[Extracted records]
——————
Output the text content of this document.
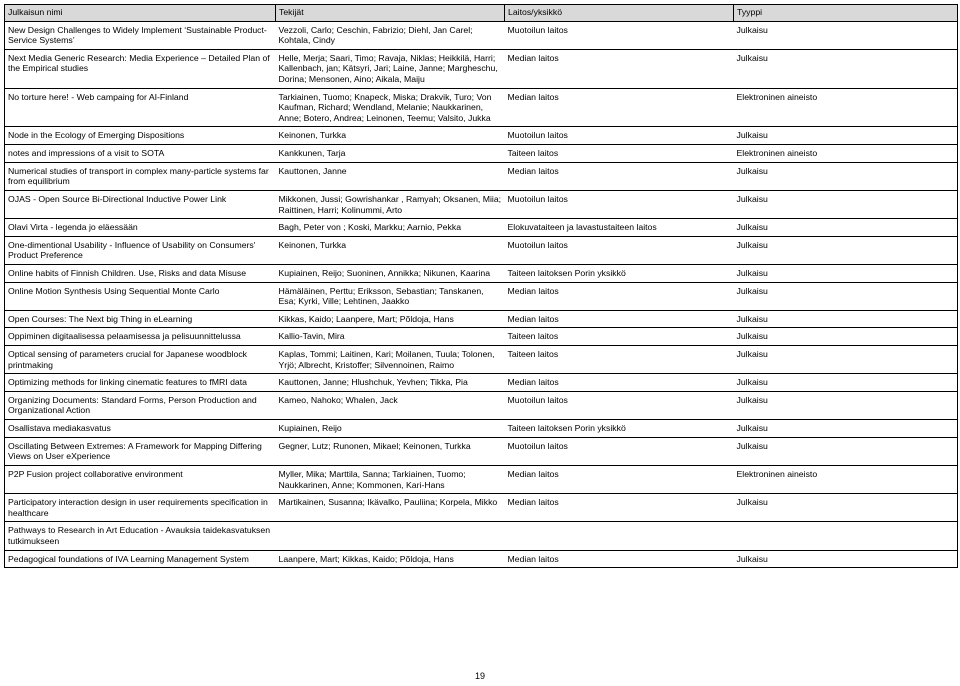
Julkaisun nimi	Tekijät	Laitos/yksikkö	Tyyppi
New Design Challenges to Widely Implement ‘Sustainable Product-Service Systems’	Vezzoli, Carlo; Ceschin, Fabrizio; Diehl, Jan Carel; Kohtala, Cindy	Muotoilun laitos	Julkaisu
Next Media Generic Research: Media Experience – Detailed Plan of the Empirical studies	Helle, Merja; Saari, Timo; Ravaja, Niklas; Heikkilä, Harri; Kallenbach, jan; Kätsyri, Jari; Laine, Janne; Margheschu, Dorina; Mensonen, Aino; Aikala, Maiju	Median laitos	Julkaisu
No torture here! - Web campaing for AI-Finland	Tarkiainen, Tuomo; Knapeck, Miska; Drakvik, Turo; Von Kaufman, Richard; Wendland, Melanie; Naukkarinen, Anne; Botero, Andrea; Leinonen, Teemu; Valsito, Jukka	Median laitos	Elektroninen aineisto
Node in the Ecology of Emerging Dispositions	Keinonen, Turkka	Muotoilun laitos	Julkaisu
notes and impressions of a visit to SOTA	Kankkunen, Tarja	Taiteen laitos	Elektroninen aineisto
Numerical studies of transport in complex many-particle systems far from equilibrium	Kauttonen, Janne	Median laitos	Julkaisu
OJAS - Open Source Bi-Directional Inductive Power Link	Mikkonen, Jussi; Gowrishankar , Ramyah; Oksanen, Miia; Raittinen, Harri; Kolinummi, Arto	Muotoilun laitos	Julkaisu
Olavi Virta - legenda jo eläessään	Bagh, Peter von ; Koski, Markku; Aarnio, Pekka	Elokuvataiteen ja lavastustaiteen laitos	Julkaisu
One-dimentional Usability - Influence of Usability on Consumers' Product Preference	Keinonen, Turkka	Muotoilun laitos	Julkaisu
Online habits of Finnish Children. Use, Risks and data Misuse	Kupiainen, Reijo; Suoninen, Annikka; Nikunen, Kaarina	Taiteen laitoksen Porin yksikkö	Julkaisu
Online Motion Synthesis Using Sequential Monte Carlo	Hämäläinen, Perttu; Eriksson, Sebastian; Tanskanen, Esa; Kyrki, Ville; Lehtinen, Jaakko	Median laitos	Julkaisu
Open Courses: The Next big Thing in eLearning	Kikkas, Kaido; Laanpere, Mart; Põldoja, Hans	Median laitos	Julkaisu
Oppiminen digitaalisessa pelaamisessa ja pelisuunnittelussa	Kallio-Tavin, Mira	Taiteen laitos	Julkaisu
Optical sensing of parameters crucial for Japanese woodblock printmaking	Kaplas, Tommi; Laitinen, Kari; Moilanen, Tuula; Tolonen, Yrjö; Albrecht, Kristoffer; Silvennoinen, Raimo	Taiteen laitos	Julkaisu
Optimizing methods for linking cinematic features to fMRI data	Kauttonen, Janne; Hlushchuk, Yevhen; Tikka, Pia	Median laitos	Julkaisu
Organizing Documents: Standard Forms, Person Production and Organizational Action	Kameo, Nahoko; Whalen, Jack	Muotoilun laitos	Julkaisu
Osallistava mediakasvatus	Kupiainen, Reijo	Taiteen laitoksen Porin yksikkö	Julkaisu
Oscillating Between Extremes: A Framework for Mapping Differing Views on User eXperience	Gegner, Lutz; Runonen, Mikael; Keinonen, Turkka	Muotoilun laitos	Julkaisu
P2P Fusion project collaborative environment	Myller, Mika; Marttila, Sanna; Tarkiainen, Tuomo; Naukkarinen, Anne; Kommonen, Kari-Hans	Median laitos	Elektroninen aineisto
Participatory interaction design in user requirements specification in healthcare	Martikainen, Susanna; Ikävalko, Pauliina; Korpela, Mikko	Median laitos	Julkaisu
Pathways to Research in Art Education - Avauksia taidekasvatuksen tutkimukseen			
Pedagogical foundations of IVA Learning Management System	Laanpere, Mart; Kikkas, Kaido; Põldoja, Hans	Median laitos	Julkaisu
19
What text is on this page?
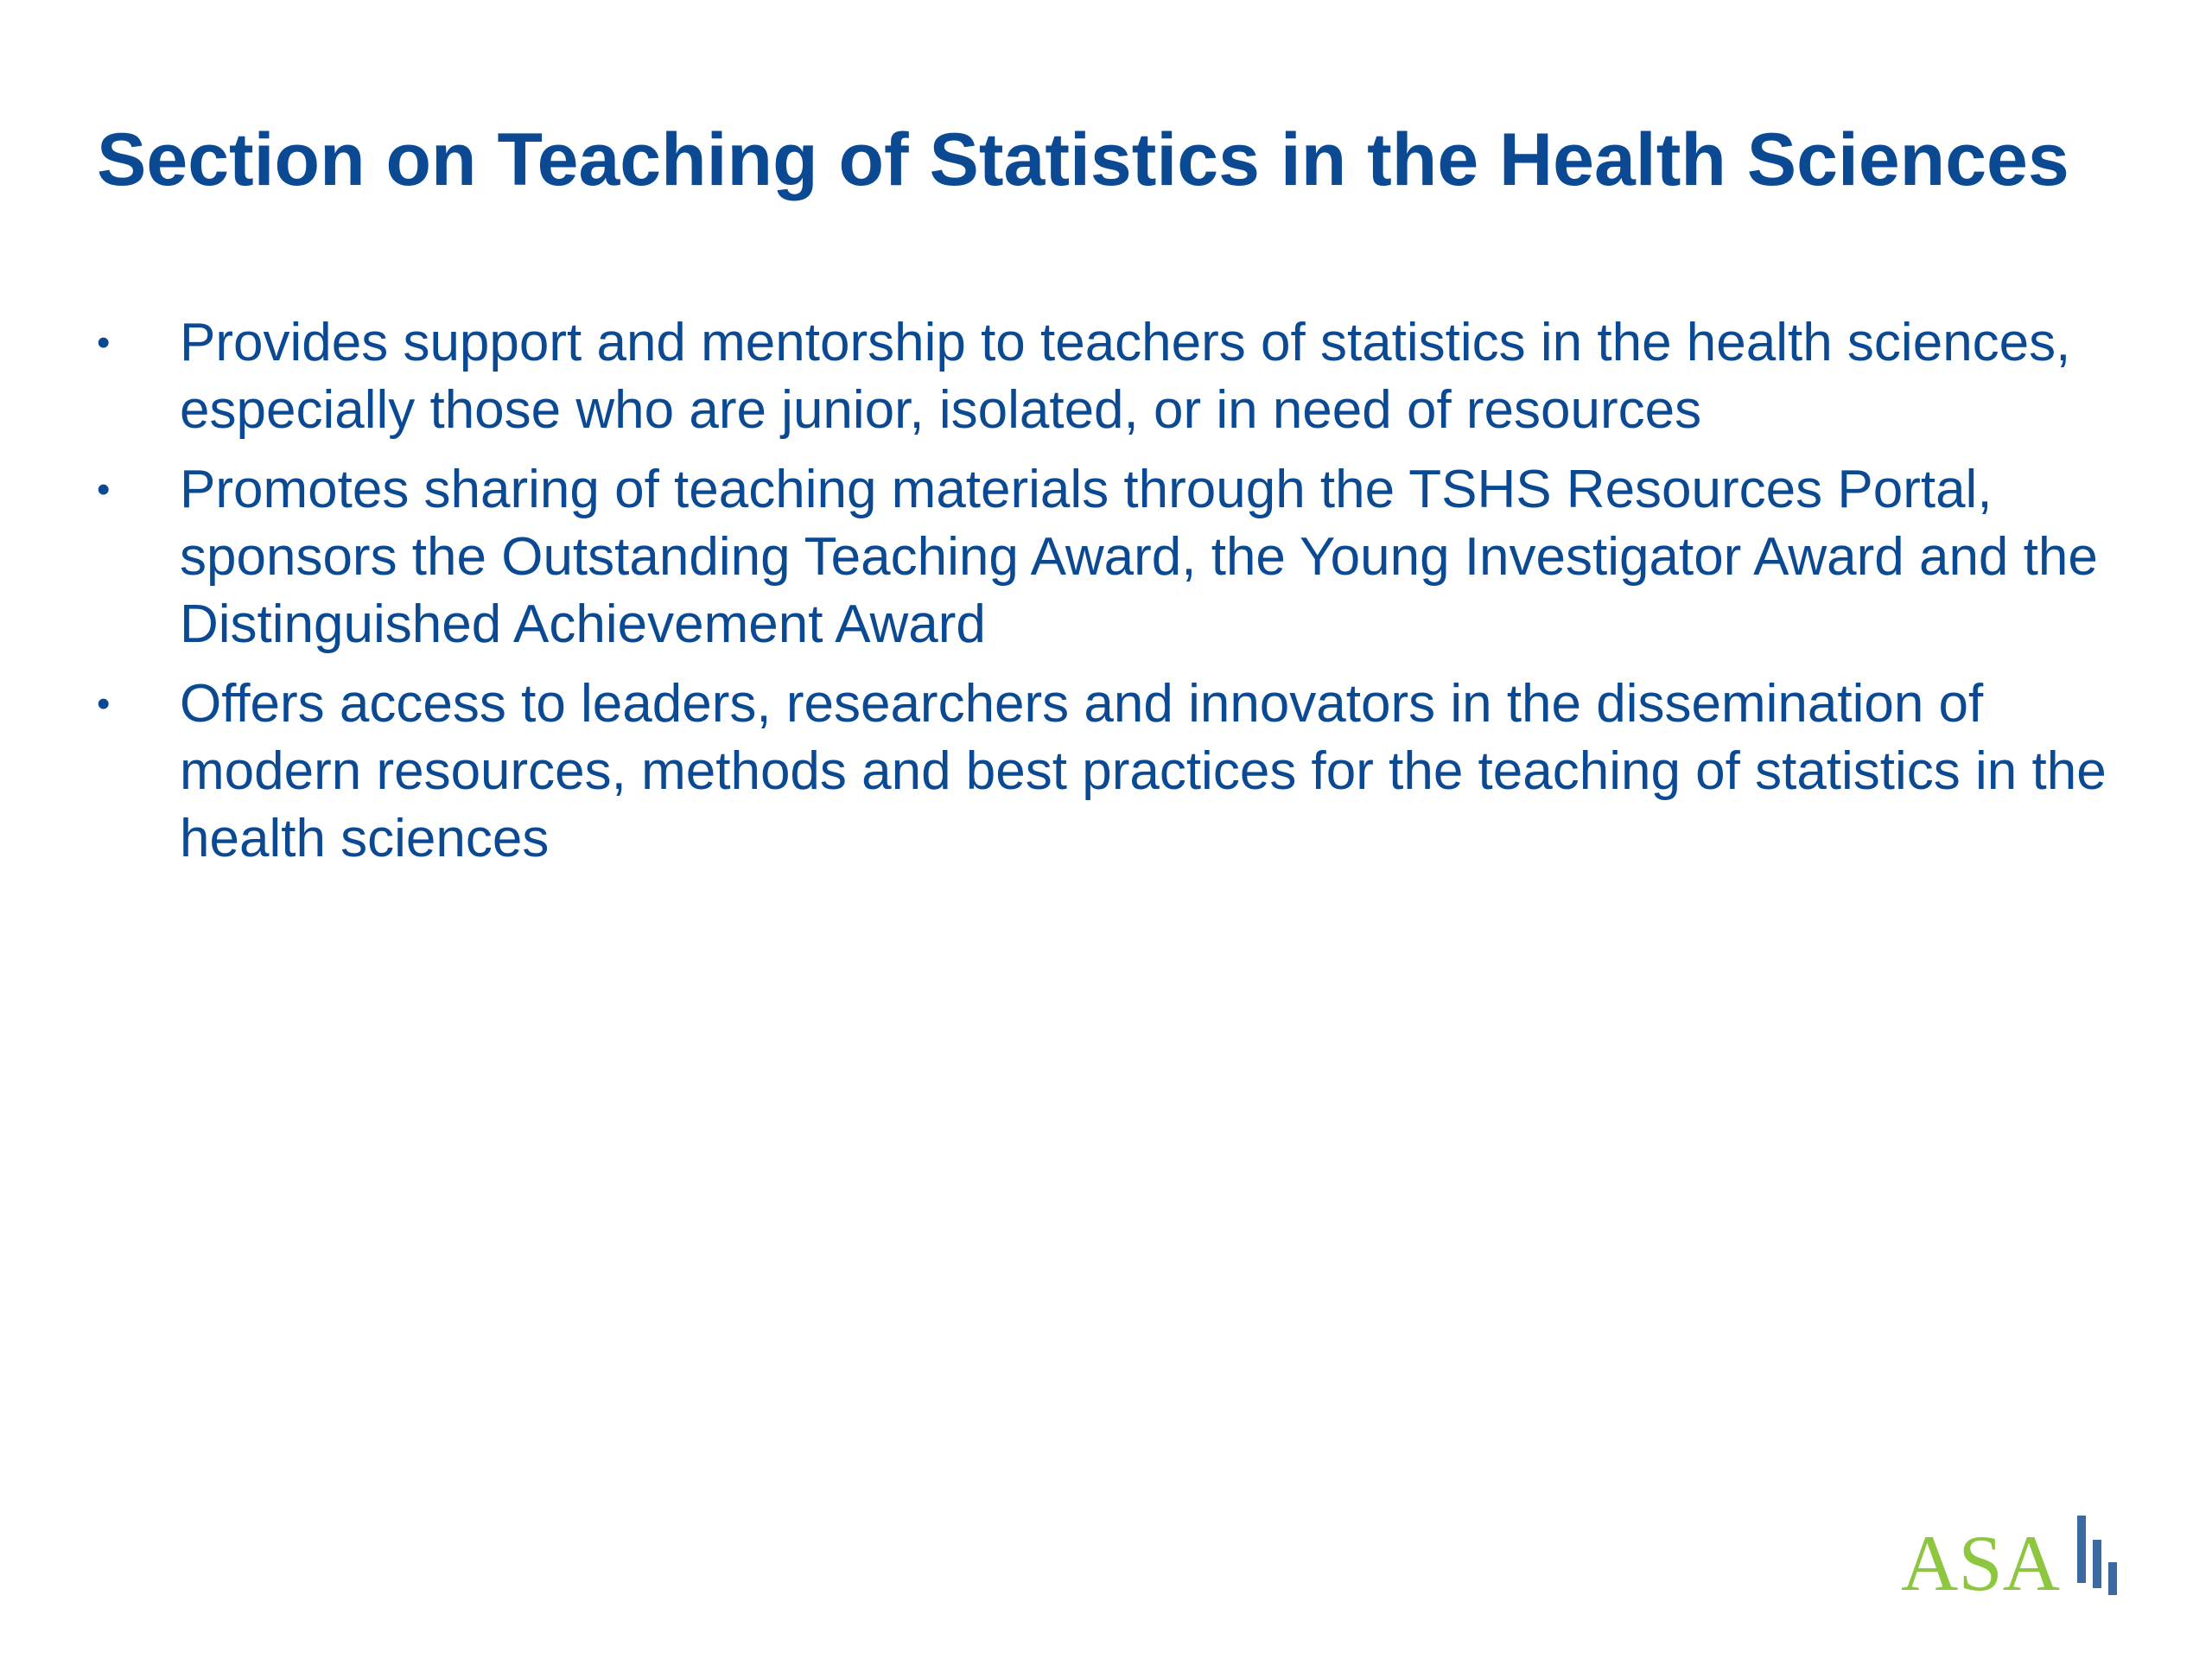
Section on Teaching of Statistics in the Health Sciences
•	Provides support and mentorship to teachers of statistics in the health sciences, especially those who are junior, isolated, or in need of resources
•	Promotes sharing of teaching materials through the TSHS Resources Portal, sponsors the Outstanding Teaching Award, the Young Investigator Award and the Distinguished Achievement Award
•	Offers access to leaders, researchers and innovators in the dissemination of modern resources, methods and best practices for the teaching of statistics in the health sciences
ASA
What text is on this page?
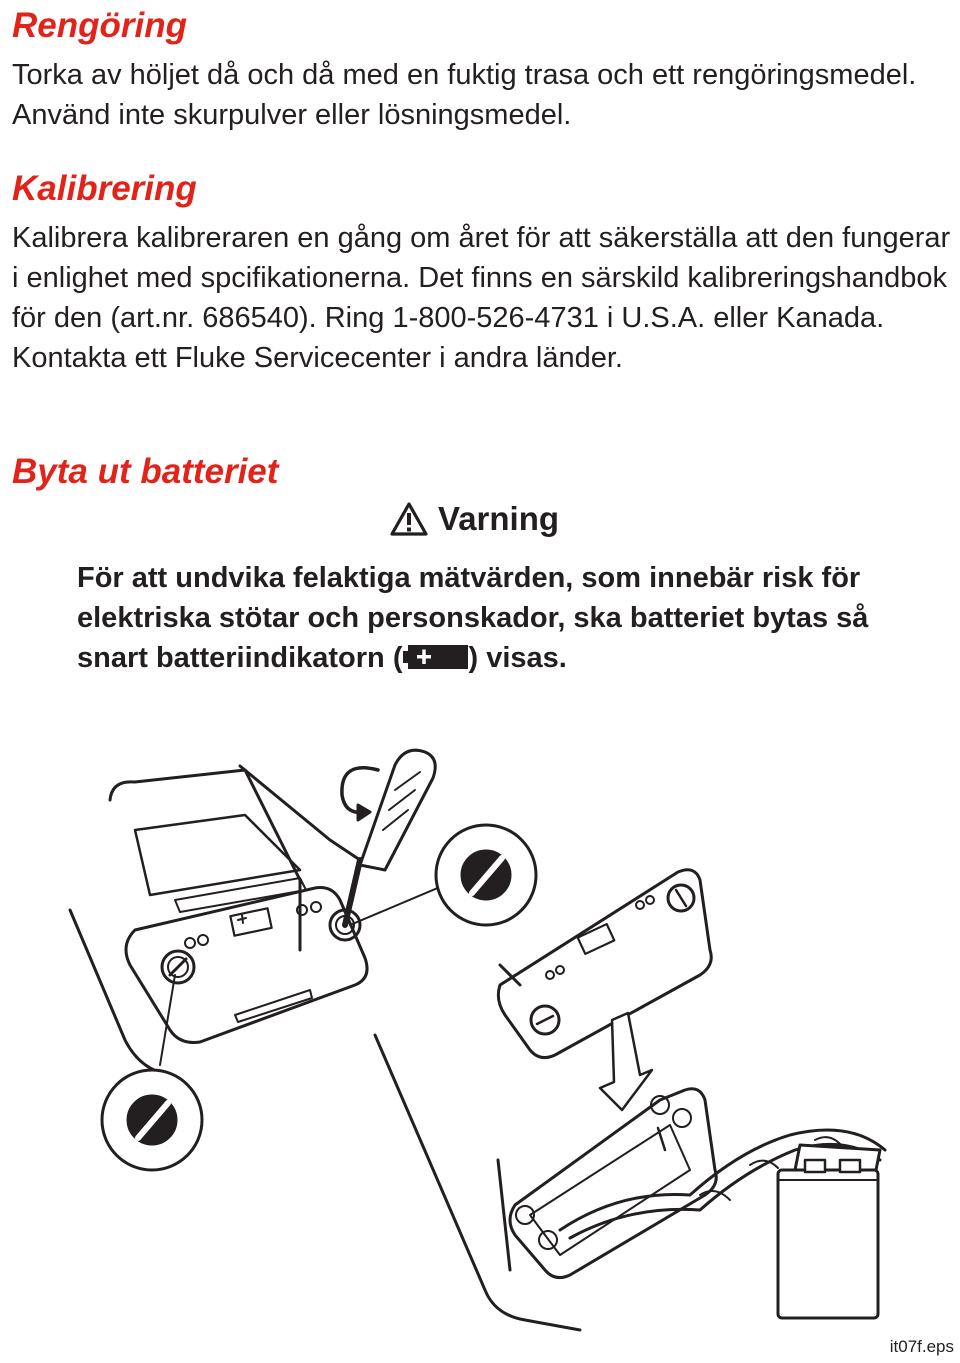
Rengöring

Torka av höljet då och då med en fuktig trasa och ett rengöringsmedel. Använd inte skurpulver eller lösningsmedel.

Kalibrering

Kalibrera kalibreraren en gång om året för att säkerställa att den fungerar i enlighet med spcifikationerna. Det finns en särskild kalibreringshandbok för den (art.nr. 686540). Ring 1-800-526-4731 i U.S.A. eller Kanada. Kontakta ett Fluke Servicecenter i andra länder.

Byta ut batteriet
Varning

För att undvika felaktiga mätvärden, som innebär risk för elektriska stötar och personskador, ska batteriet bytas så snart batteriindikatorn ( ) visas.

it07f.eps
——————
Output an exact copy of the material, with the pictures removed.

### Solution to this exercise
Output the text content of this document.
Julkaisun nimi	Tekijät	Laitos/yksikkö	Tyyppi
New Design Challenges to Widely Implement ‘Sustainable Product-Service Systems’	Vezzoli, Carlo; Ceschin, Fabrizio; Diehl, Jan Carel; Kohtala, Cindy	Muotoilun laitos	Julkaisu
Next Media Generic Research: Media Experience – Detailed Plan of the Empirical studies	Helle, Merja; Saari, Timo; Ravaja, Niklas; Heikkilä, Harri; Kallenbach, jan; Kätsyri, Jari; Laine, Janne; Margheschu, Dorina; Mensonen, Aino; Aikala, Maiju	Median laitos	Julkaisu
No torture here! - Web campaing for AI-Finland	Tarkiainen, Tuomo; Knapeck, Miska; Drakvik, Turo; Von Kaufman, Richard; Wendland, Melanie; Naukkarinen, Anne; Botero, Andrea; Leinonen, Teemu; Valsito, Jukka	Median laitos	Elektroninen aineisto
Node in the Ecology of Emerging Dispositions	Keinonen, Turkka	Muotoilun laitos	Julkaisu
notes and impressions of a visit to SOTA	Kankkunen, Tarja	Taiteen laitos	Elektroninen aineisto
Numerical studies of transport in complex many-particle systems far from equilibrium	Kauttonen, Janne	Median laitos	Julkaisu
OJAS - Open Source Bi-Directional Inductive Power Link	Mikkonen, Jussi; Gowrishankar , Ramyah; Oksanen, Miia; Raittinen, Harri; Kolinummi, Arto	Muotoilun laitos	Julkaisu
Olavi Virta - legenda jo eläessään	Bagh, Peter von ; Koski, Markku; Aarnio, Pekka	Elokuvataiteen ja lavastustaiteen laitos	Julkaisu
One-dimentional Usability - Influence of Usability on Consumers' Product Preference	Keinonen, Turkka	Muotoilun laitos	Julkaisu
Online habits of Finnish Children. Use, Risks and data Misuse	Kupiainen, Reijo; Suoninen, Annikka; Nikunen, Kaarina	Taiteen laitoksen Porin yksikkö	Julkaisu
Online Motion Synthesis Using Sequential Monte Carlo	Hämäläinen, Perttu; Eriksson, Sebastian; Tanskanen, Esa; Kyrki, Ville; Lehtinen, Jaakko	Median laitos	Julkaisu
Open Courses: The Next big Thing in eLearning	Kikkas, Kaido; Laanpere, Mart; Põldoja, Hans	Median laitos	Julkaisu
Oppiminen digitaalisessa pelaamisessa ja pelisuunnittelussa	Kallio-Tavin, Mira	Taiteen laitos	Julkaisu
Optical sensing of parameters crucial for Japanese woodblock printmaking	Kaplas, Tommi; Laitinen, Kari; Moilanen, Tuula; Tolonen, Yrjö; Albrecht, Kristoffer; Silvennoinen, Raimo	Taiteen laitos	Julkaisu
Optimizing methods for linking cinematic features to fMRI data	Kauttonen, Janne; Hlushchuk, Yevhen; Tikka, Pia	Median laitos	Julkaisu
Organizing Documents: Standard Forms, Person Production and Organizational Action	Kameo, Nahoko; Whalen, Jack	Muotoilun laitos	Julkaisu
Osallistava mediakasvatus	Kupiainen, Reijo	Taiteen laitoksen Porin yksikkö	Julkaisu
Oscillating Between Extremes: A Framework for Mapping Differing Views on User eXperience	Gegner, Lutz; Runonen, Mikael; Keinonen, Turkka	Muotoilun laitos	Julkaisu
P2P Fusion project collaborative environment	Myller, Mika; Marttila, Sanna; Tarkiainen, Tuomo; Naukkarinen, Anne; Kommonen, Kari-Hans	Median laitos	Elektroninen aineisto
Participatory interaction design in user requirements specification in healthcare	Martikainen, Susanna; Ikävalko, Pauliina; Korpela, Mikko	Median laitos	Julkaisu
Pathways to Research in Art Education - Avauksia taidekasvatuksen tutkimukseen			
Pedagogical foundations of IVA Learning Management System	Laanpere, Mart; Kikkas, Kaido; Põldoja, Hans	Median laitos	Julkaisu
19
What text is on this page?
Section on Teaching of Statistics in the Health Sciences
•	Provides support and mentorship to teachers of statistics in the health sciences, especially those who are junior, isolated, or in need of resources
•	Promotes sharing of teaching materials through the TSHS Resources Portal, sponsors the Outstanding Teaching Award, the Young Investigator Award and the Distinguished Achievement Award
•	Offers access to leaders, researchers and innovators in the dissemination of modern resources, methods and best practices for the teaching of statistics in the health sciences
ASA
What text is on this page?
Rengöring

Torka av höljet då och då med en fuktig trasa och ett rengöringsmedel. Använd inte skurpulver eller lösningsmedel.

Kalibrering

Kalibrera kalibreraren en gång om året för att säkerställa att den fungerar i enlighet med spcifikationerna. Det finns en särskild kalibreringshandbok för den (art.nr. 686540). Ring 1-800-526-4731 i U.S.A. eller Kanada. Kontakta ett Fluke Servicecenter i andra länder.

Byta ut batteriet
Varning

För att undvika felaktiga mätvärden, som innebär risk för elektriska stötar och personskador, ska batteriet bytas så snart batteriindikatorn ( ) visas.

it07f.eps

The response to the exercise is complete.